## EXERCISE BRIEF
Copy out every line that contains the word "category".

## Saved entries
•••••
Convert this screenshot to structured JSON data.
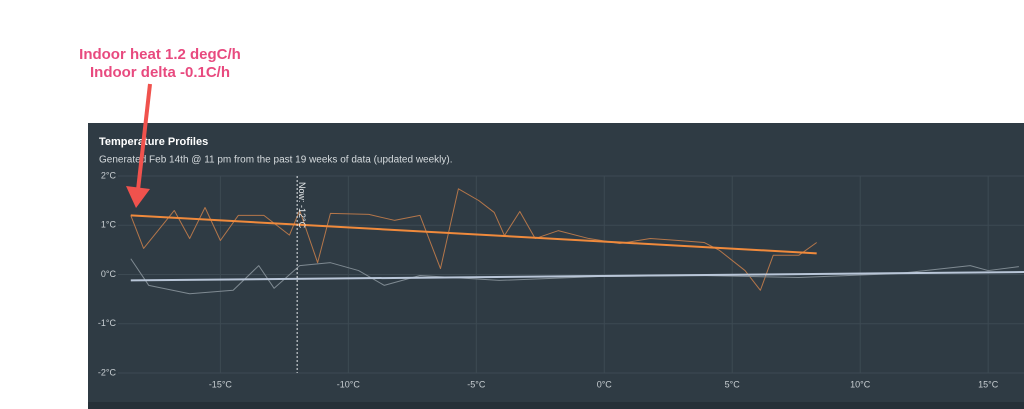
{
  "annotation": [
    "Indoor heat 1.2 degC/h",
    "Indoor delta -0.1C/h"
  ],
  "chart_data": {
    "type": "line",
    "title": "Temperature Profiles",
    "subtitle": "Generated Feb 14th @ 11 pm from the past 19 weeks of data (updated weekly).",
    "xlim": [
      -19,
      16.4
    ],
    "ylim": [
      -2,
      2
    ],
    "xticks": [
      {
        "value": -15,
        "label": "-15°C"
      },
      {
        "value": -10,
        "label": "-10°C"
      },
      {
        "value": -5,
        "label": "-5°C"
      },
      {
        "value": 0,
        "label": "0°C"
      },
      {
        "value": 5,
        "label": "5°C"
      },
      {
        "value": 10,
        "label": "10°C"
      },
      {
        "value": 15,
        "label": "15°C"
      }
    ],
    "yticks": [
      {
        "value": 2,
        "label": "2°C"
      },
      {
        "value": 1,
        "label": "1°C"
      },
      {
        "value": 0,
        "label": "0°C"
      },
      {
        "value": -1,
        "label": "-1°C"
      },
      {
        "value": -2,
        "label": "-2°C"
      }
    ],
    "grid": true,
    "marker": {
      "value": -12,
      "label": "Now: -12°C"
    },
    "series": [
      {
        "color": "#b4764a",
        "width": 1,
        "x": [
          -18.5,
          -18.0,
          -16.8,
          -16.2,
          -15.6,
          -15.0,
          -14.3,
          -13.3,
          -12.3,
          -11.9,
          -11.2,
          -10.7,
          -9.2,
          -8.2,
          -7.2,
          -6.4,
          -5.7,
          -4.9,
          -4.3,
          -3.9,
          -3.3,
          -2.7,
          -1.8,
          -0.6,
          0.6,
          1.8,
          2.9,
          3.9,
          4.5,
          5.5,
          6.1,
          6.6,
          7.6,
          8.3
        ],
        "values": [
          1.2,
          0.53,
          1.3,
          0.73,
          1.36,
          0.69,
          1.2,
          1.2,
          0.8,
          1.3,
          0.24,
          1.24,
          1.22,
          1.1,
          1.2,
          0.12,
          1.74,
          1.5,
          1.26,
          0.79,
          1.28,
          0.73,
          0.89,
          0.73,
          0.63,
          0.73,
          0.69,
          0.65,
          0.49,
          0.08,
          -0.32,
          0.39,
          0.39,
          0.65
        ]
      },
      {
        "color": "#7f8a92",
        "width": 1,
        "x": [
          -18.5,
          -17.8,
          -16.2,
          -14.5,
          -13.5,
          -12.9,
          -11.9,
          -10.7,
          -9.6,
          -8.6,
          -7.2,
          -4.1,
          -0.2,
          3.7,
          7.6,
          11.5,
          14.3,
          15.0,
          16.2
        ],
        "values": [
          0.32,
          -0.22,
          -0.39,
          -0.32,
          0.18,
          -0.28,
          0.18,
          0.24,
          0.08,
          -0.22,
          -0.02,
          -0.12,
          -0.04,
          -0.02,
          -0.06,
          0.02,
          0.18,
          0.08,
          0.16
        ]
      },
      {
        "color": "#f08a3c",
        "width": 2,
        "x": [
          -18.5,
          8.3
        ],
        "values": [
          1.2,
          0.43
        ]
      },
      {
        "color": "#b9c6d8",
        "width": 2,
        "x": [
          -18.5,
          16.4
        ],
        "values": [
          -0.12,
          0.05
        ]
      }
    ]
  }
}
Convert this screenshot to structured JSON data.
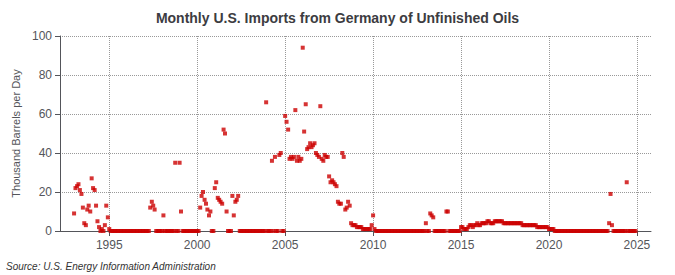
{
  "chart_data": {
    "type": "scatter",
    "title": "Monthly U.S. Imports from Germany of Unfinished Oils",
    "ylabel": "Thousand Barrels per Day",
    "annotation": "Source: U.S. Energy Information Administration",
    "color": "#cc0000",
    "marker": "square",
    "grid": true,
    "xlim": [
      1992.2,
      2025.8
    ],
    "xticks": [
      1995,
      2000,
      2005,
      2010,
      2015,
      2020,
      2025
    ],
    "ylim": [
      0,
      100
    ],
    "yticks": [
      0,
      20,
      40,
      60,
      80,
      100
    ],
    "x": [
      1993.0,
      1993.08,
      1993.17,
      1993.25,
      1993.33,
      1993.42,
      1993.5,
      1993.58,
      1993.67,
      1993.75,
      1993.83,
      1993.92,
      1994.0,
      1994.08,
      1994.17,
      1994.25,
      1994.33,
      1994.42,
      1994.5,
      1994.58,
      1994.67,
      1994.75,
      1994.83,
      1994.92,
      1995.0,
      1995.08,
      1995.17,
      1995.25,
      1995.33,
      1995.42,
      1995.5,
      1995.58,
      1995.67,
      1995.75,
      1995.83,
      1995.92,
      1996.0,
      1996.08,
      1996.17,
      1996.25,
      1996.33,
      1996.42,
      1996.5,
      1996.58,
      1996.67,
      1996.75,
      1996.83,
      1996.92,
      1997.0,
      1997.08,
      1997.17,
      1997.25,
      1997.33,
      1997.42,
      1997.5,
      1997.58,
      1997.67,
      1997.75,
      1997.83,
      1997.92,
      1998.0,
      1998.08,
      1998.17,
      1998.25,
      1998.33,
      1998.42,
      1998.5,
      1998.58,
      1998.67,
      1998.75,
      1998.83,
      1998.92,
      1999.0,
      1999.08,
      1999.17,
      1999.25,
      1999.33,
      1999.42,
      1999.5,
      1999.58,
      1999.67,
      1999.75,
      1999.83,
      1999.92,
      2000.0,
      2000.08,
      2000.17,
      2000.25,
      2000.33,
      2000.42,
      2000.5,
      2000.58,
      2000.67,
      2000.75,
      2000.83,
      2000.92,
      2001.0,
      2001.08,
      2001.17,
      2001.25,
      2001.33,
      2001.42,
      2001.5,
      2001.58,
      2001.67,
      2001.75,
      2001.83,
      2001.92,
      2002.0,
      2002.08,
      2002.17,
      2002.25,
      2002.33,
      2002.42,
      2002.5,
      2002.58,
      2002.67,
      2002.75,
      2002.83,
      2002.92,
      2003.0,
      2003.08,
      2003.17,
      2003.25,
      2003.33,
      2003.42,
      2003.5,
      2003.58,
      2003.67,
      2003.75,
      2003.83,
      2003.92,
      2004.0,
      2004.08,
      2004.17,
      2004.25,
      2004.33,
      2004.42,
      2004.5,
      2004.58,
      2004.67,
      2004.75,
      2004.83,
      2004.92,
      2005.0,
      2005.08,
      2005.17,
      2005.25,
      2005.33,
      2005.42,
      2005.5,
      2005.58,
      2005.67,
      2005.75,
      2005.83,
      2005.92,
      2006.0,
      2006.08,
      2006.17,
      2006.25,
      2006.33,
      2006.42,
      2006.5,
      2006.58,
      2006.67,
      2006.75,
      2006.83,
      2006.92,
      2007.0,
      2007.08,
      2007.17,
      2007.25,
      2007.33,
      2007.42,
      2007.5,
      2007.58,
      2007.67,
      2007.75,
      2007.83,
      2007.92,
      2008.0,
      2008.08,
      2008.17,
      2008.25,
      2008.33,
      2008.42,
      2008.5,
      2008.58,
      2008.67,
      2008.75,
      2008.83,
      2008.92,
      2009.0,
      2009.08,
      2009.17,
      2009.25,
      2009.33,
      2009.42,
      2009.5,
      2009.58,
      2009.67,
      2009.75,
      2009.83,
      2009.92,
      2010.0,
      2010.08,
      2010.17,
      2010.25,
      2010.33,
      2010.42,
      2010.5,
      2010.58,
      2010.67,
      2010.75,
      2010.83,
      2010.92,
      2011.0,
      2011.08,
      2011.17,
      2011.25,
      2011.33,
      2011.42,
      2011.5,
      2011.58,
      2011.67,
      2011.75,
      2011.83,
      2011.92,
      2012.0,
      2012.08,
      2012.17,
      2012.25,
      2012.33,
      2012.42,
      2012.5,
      2012.58,
      2012.67,
      2012.75,
      2012.83,
      2012.92,
      2013.0,
      2013.08,
      2013.17,
      2013.25,
      2013.33,
      2013.42,
      2013.5,
      2013.58,
      2013.67,
      2013.75,
      2013.83,
      2013.92,
      2014.0,
      2014.08,
      2014.17,
      2014.25,
      2014.33,
      2014.42,
      2014.5,
      2014.58,
      2014.67,
      2014.75,
      2014.83,
      2014.92,
      2015.0,
      2015.08,
      2015.17,
      2015.25,
      2015.33,
      2015.42,
      2015.5,
      2015.58,
      2015.67,
      2015.75,
      2015.83,
      2015.92,
      2016.0,
      2016.08,
      2016.17,
      2016.25,
      2016.33,
      2016.42,
      2016.5,
      2016.58,
      2016.67,
      2016.75,
      2016.83,
      2016.92,
      2017.0,
      2017.08,
      2017.17,
      2017.25,
      2017.33,
      2017.42,
      2017.5,
      2017.58,
      2017.67,
      2017.75,
      2017.83,
      2017.92,
      2018.0,
      2018.08,
      2018.17,
      2018.25,
      2018.33,
      2018.42,
      2018.5,
      2018.58,
      2018.67,
      2018.75,
      2018.83,
      2018.92,
      2019.0,
      2019.08,
      2019.17,
      2019.25,
      2019.33,
      2019.42,
      2019.5,
      2019.58,
      2019.67,
      2019.75,
      2019.83,
      2019.92,
      2020.0,
      2020.08,
      2020.17,
      2020.25,
      2020.33,
      2020.42,
      2020.5,
      2020.58,
      2020.67,
      2020.75,
      2020.83,
      2020.92,
      2021.0,
      2021.08,
      2021.17,
      2021.25,
      2021.33,
      2021.42,
      2021.5,
      2021.58,
      2021.67,
      2021.75,
      2021.83,
      2021.92,
      2022.0,
      2022.08,
      2022.17,
      2022.25,
      2022.33,
      2022.42,
      2022.5,
      2022.58,
      2022.67,
      2022.75,
      2022.83,
      2022.92,
      2023.0,
      2023.08,
      2023.17,
      2023.25,
      2023.33,
      2023.42,
      2023.5,
      2023.58,
      2023.67,
      2023.75,
      2023.83,
      2023.92,
      2024.0,
      2024.08,
      2024.17,
      2024.25,
      2024.33,
      2024.42,
      2024.5,
      2024.58,
      2024.67,
      2024.75,
      2024.83,
      2024.92
    ],
    "values": [
      9,
      22,
      23,
      24,
      21,
      19,
      12,
      4,
      3,
      11,
      13,
      10,
      27,
      22,
      21,
      13,
      5,
      2,
      0,
      1,
      0,
      3,
      13,
      7,
      1,
      0,
      0,
      0,
      0,
      0,
      0,
      0,
      0,
      0,
      0,
      0,
      0,
      0,
      0,
      0,
      0,
      0,
      0,
      0,
      0,
      0,
      0,
      0,
      0,
      0,
      0,
      0,
      12,
      15,
      13,
      11,
      0,
      0,
      0,
      0,
      0,
      8,
      0,
      0,
      0,
      0,
      0,
      0,
      0,
      35,
      0,
      0,
      35,
      10,
      0,
      0,
      0,
      0,
      0,
      0,
      0,
      0,
      0,
      0,
      0,
      0,
      12,
      18,
      20,
      16,
      14,
      11,
      8,
      10,
      0,
      0,
      22,
      25,
      17,
      16,
      15,
      14,
      52,
      50,
      10,
      0,
      0,
      0,
      18,
      8,
      15,
      16,
      18,
      0,
      0,
      0,
      0,
      0,
      0,
      0,
      0,
      0,
      0,
      0,
      0,
      0,
      0,
      0,
      0,
      0,
      0,
      66,
      0,
      0,
      0,
      36,
      0,
      38,
      0,
      0,
      39,
      40,
      0,
      0,
      59,
      56,
      52,
      37,
      38,
      37,
      38,
      62,
      36,
      38,
      36,
      37,
      94,
      51,
      65,
      42,
      43,
      45,
      43,
      44,
      45,
      40,
      39,
      38,
      64,
      37,
      36,
      39,
      38,
      38,
      28,
      25,
      26,
      25,
      24,
      23,
      15,
      14,
      14,
      40,
      38,
      11,
      12,
      15,
      13,
      4,
      3,
      3,
      3,
      2,
      2,
      2,
      2,
      1,
      1,
      1,
      1,
      1,
      1,
      3,
      8,
      1,
      0,
      0,
      0,
      0,
      0,
      0,
      0,
      0,
      0,
      0,
      0,
      0,
      0,
      0,
      0,
      0,
      0,
      0,
      0,
      0,
      0,
      0,
      0,
      0,
      0,
      0,
      0,
      0,
      0,
      0,
      0,
      0,
      0,
      0,
      4,
      0,
      0,
      9,
      8,
      7,
      0,
      0,
      0,
      0,
      0,
      0,
      0,
      0,
      10,
      10,
      0,
      0,
      0,
      0,
      0,
      0,
      0,
      0,
      2,
      2,
      1,
      1,
      1,
      2,
      3,
      3,
      2,
      3,
      3,
      4,
      3,
      3,
      4,
      4,
      4,
      4,
      5,
      5,
      4,
      4,
      4,
      5,
      5,
      5,
      5,
      5,
      5,
      4,
      4,
      4,
      4,
      4,
      4,
      4,
      4,
      4,
      4,
      4,
      4,
      4,
      3,
      3,
      3,
      3,
      3,
      3,
      3,
      3,
      3,
      3,
      2,
      2,
      2,
      2,
      2,
      2,
      2,
      2,
      1,
      1,
      1,
      1,
      0,
      0,
      0,
      0,
      0,
      0,
      0,
      0,
      0,
      0,
      0,
      0,
      0,
      0,
      0,
      0,
      0,
      0,
      0,
      0,
      0,
      0,
      0,
      0,
      0,
      0,
      0,
      0,
      0,
      0,
      0,
      0,
      0,
      0,
      0,
      0,
      0,
      4,
      19,
      3,
      0,
      0,
      0,
      0,
      0,
      0,
      0,
      0,
      0,
      25,
      0,
      0,
      0,
      0,
      0,
      0
    ]
  }
}
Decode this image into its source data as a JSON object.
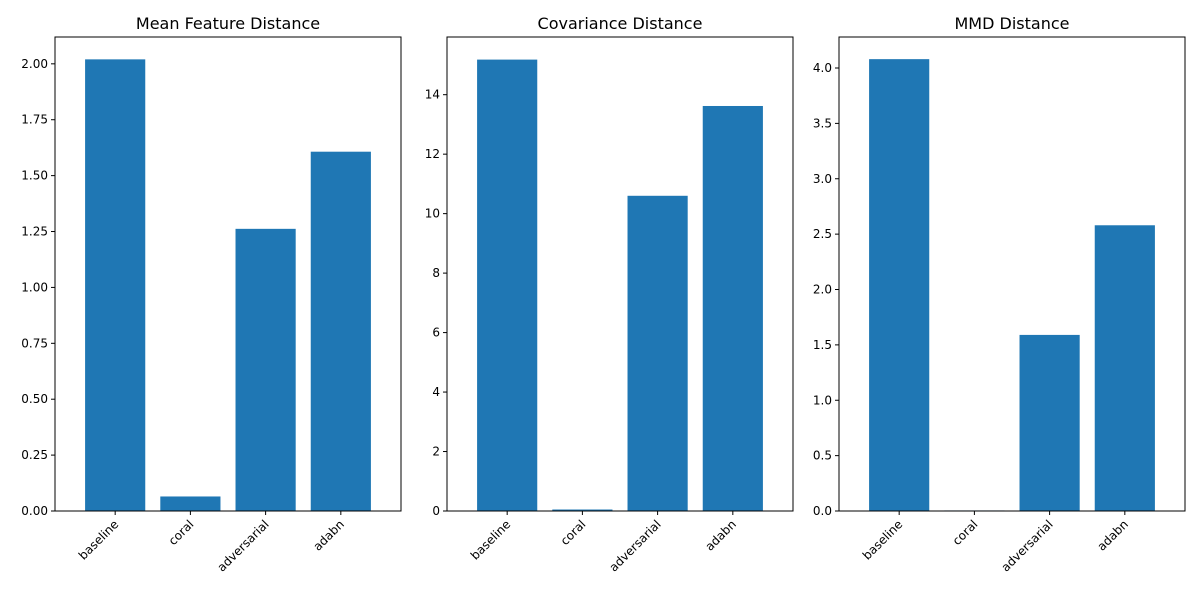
{
  "chart_data": [
    {
      "type": "bar",
      "title": "Mean Feature Distance",
      "categories": [
        "baseline",
        "coral",
        "adversarial",
        "adabn"
      ],
      "values": [
        2.02,
        0.065,
        1.262,
        1.607
      ],
      "ylim": [
        0,
        2.12
      ],
      "yticks": [
        0.0,
        0.25,
        0.5,
        0.75,
        1.0,
        1.25,
        1.5,
        1.75,
        2.0
      ],
      "ytick_labels": [
        "0.00",
        "0.25",
        "0.50",
        "0.75",
        "1.00",
        "1.25",
        "1.50",
        "1.75",
        "2.00"
      ],
      "xlabel": "",
      "ylabel": "",
      "grid": false,
      "bar_color": "#1f77b4"
    },
    {
      "type": "bar",
      "title": "Covariance Distance",
      "categories": [
        "baseline",
        "coral",
        "adversarial",
        "adabn"
      ],
      "values": [
        15.18,
        0.05,
        10.6,
        13.62
      ],
      "ylim": [
        0,
        15.94
      ],
      "yticks": [
        0,
        2,
        4,
        6,
        8,
        10,
        12,
        14
      ],
      "ytick_labels": [
        "0",
        "2",
        "4",
        "6",
        "8",
        "10",
        "12",
        "14"
      ],
      "xlabel": "",
      "ylabel": "",
      "grid": false,
      "bar_color": "#1f77b4"
    },
    {
      "type": "bar",
      "title": "MMD Distance",
      "categories": [
        "baseline",
        "coral",
        "adversarial",
        "adabn"
      ],
      "values": [
        4.08,
        0.005,
        1.59,
        2.58
      ],
      "ylim": [
        0,
        4.28
      ],
      "yticks": [
        0.0,
        0.5,
        1.0,
        1.5,
        2.0,
        2.5,
        3.0,
        3.5,
        4.0
      ],
      "ytick_labels": [
        "0.0",
        "0.5",
        "1.0",
        "1.5",
        "2.0",
        "2.5",
        "3.0",
        "3.5",
        "4.0"
      ],
      "xlabel": "",
      "ylabel": "",
      "grid": false,
      "bar_color": "#1f77b4"
    }
  ]
}
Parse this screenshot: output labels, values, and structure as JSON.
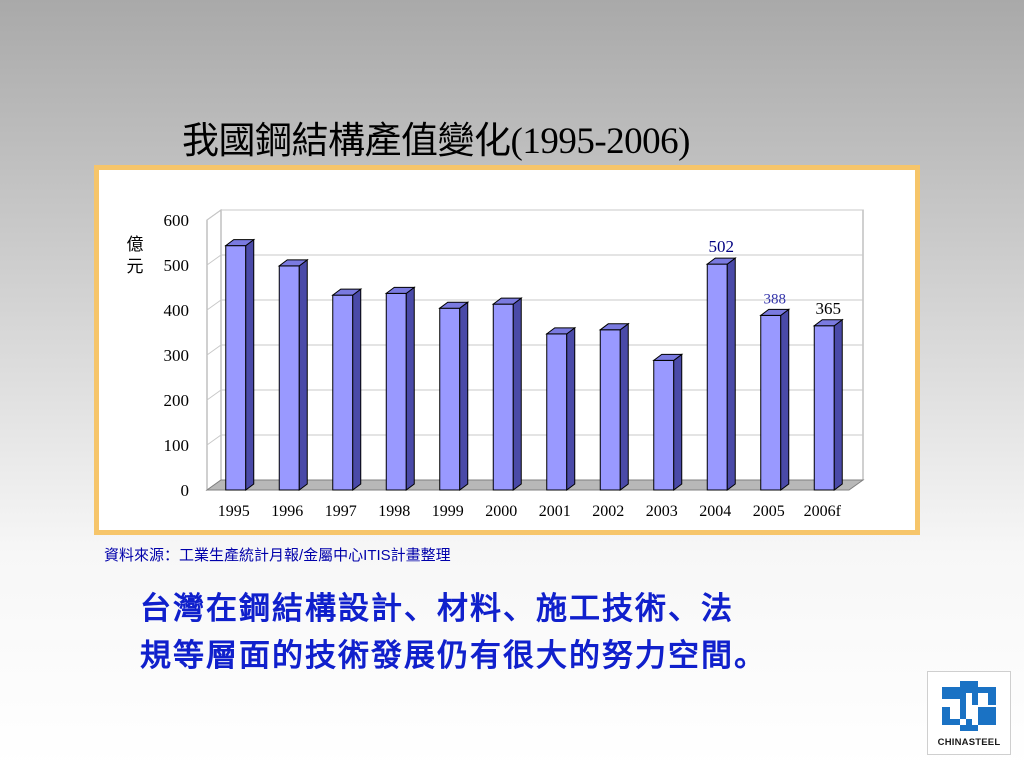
{
  "slide": {
    "title": "我國鋼結構產值變化(1995-2006)",
    "source": "資料來源：工業生產統計月報/金屬中心ITIS計畫整理",
    "conclusion_lines": [
      "台灣在鋼結構設計、材料、施工技術、法",
      "規等層面的技術發展仍有很大的努力空間。"
    ]
  },
  "logo": {
    "text": "CHINASTEEL",
    "color": "#1a72c4"
  },
  "chart_data": {
    "type": "bar",
    "categories": [
      "1995",
      "1996",
      "1997",
      "1998",
      "1999",
      "2000",
      "2001",
      "2002",
      "2003",
      "2004",
      "2005",
      "2006f"
    ],
    "values": [
      543,
      498,
      433,
      437,
      404,
      413,
      347,
      356,
      288,
      502,
      388,
      365
    ],
    "title": "我國鋼結構產值變化(1995-2006)",
    "xlabel": "",
    "ylabel": "億元",
    "ylim": [
      0,
      600
    ],
    "yticks": [
      0,
      100,
      200,
      300,
      400,
      500,
      600
    ],
    "grid": true,
    "style": "3d-column",
    "bar_color": "#9999ff",
    "data_labels": [
      {
        "category": "2004",
        "text": "502",
        "color": "#000080"
      },
      {
        "category": "2005",
        "text": "388",
        "color": "#3333aa"
      },
      {
        "category": "2006f",
        "text": "365",
        "color": "#000000"
      }
    ]
  }
}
•••••
## TASK RESPONSE
        "category": "2004",
        "category": "2005",
        "category": "2006f",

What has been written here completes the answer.